— TASK DESCRIPTION —
Reproduce the entries word for word, and omit any picture you find in them.

— EXERCISE MATERIAL —
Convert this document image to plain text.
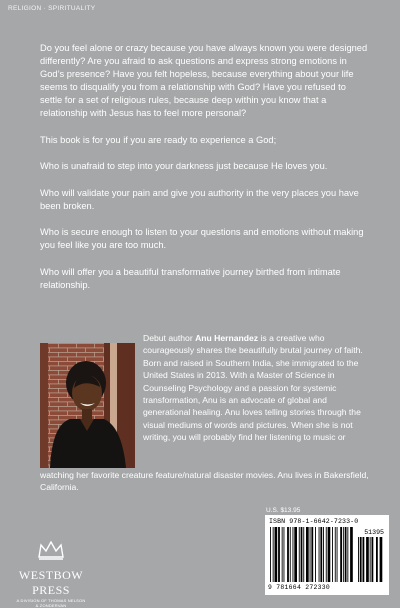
RELIGION · SPIRITUALITY

Do you feel alone or crazy because you have always known you were designed differently? Are you afraid to ask questions and express strong emotions in God’s presence? Have you felt hopeless, because everything about your life seems to disqualify you from a relationship with God? Have you refused to settle for a set of religious rules, because deep within you know that a relationship with Jesus has to feel more personal?

This book is for you if you are ready to experience a God;

Who is unafraid to step into your darkness just because He loves you.

Who will validate your pain and give you authority in the very places you have been broken.

Who is secure enough to listen to your questions and emotions without making you feel like you are too much.

Who will offer you a beautiful transformative journey birthed from intimate relationship.

Debut author Anu Hernandez is a creative who courageously shares the beautifully brutal journey of faith. Born and raised in Southern India, she immigrated to the United States in 2013. With a Master of Science in Counseling Psychology and a passion for systemic transformation, Anu is an advocate of global and generational healing. Anu loves telling stories through the visual mediums of words and pictures. When she is not writing, you will probably find her listening to music or
watching her favorite creature feature/natural disaster movies. Anu lives in Bakersfield, California.
WESTBOW PRESS
A DIVISION OF THOMAS NELSON
& ZONDERVAN
U.S. $13.95
ISBN 978-1-6642-7233-0
51395
9 781664 272330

— REPLY —
Convert this document image to plain text.
RELIGION · SPIRITUALITY

Do you feel alone or crazy because you have always known you were designed differently? Are you afraid to ask questions and express strong emotions in God’s presence? Have you felt hopeless, because everything about your life seems to disqualify you from a relationship with God? Have you refused to settle for a set of religious rules, because deep within you know that a relationship with Jesus has to feel more personal?

This book is for you if you are ready to experience a God;

Who is unafraid to step into your darkness just because He loves you.

Who will validate your pain and give you authority in the very places you have been broken.

Who is secure enough to listen to your questions and emotions without making you feel like you are too much.

Who will offer you a beautiful transformative journey birthed from intimate relationship.

Debut author Anu Hernandez is a creative who courageously shares the beautifully brutal journey of faith. Born and raised in Southern India, she immigrated to the United States in 2013. With a Master of Science in Counseling Psychology and a passion for systemic transformation, Anu is an advocate of global and generational healing. Anu loves telling stories through the visual mediums of words and pictures. When she is not writing, you will probably find her listening to music or
watching her favorite creature feature/natural disaster movies. Anu lives in Bakersfield, California.
WESTBOW PRESS
A DIVISION OF THOMAS NELSON
& ZONDERVAN
U.S. $13.95
ISBN 978-1-6642-7233-0
51395
9 781664 272330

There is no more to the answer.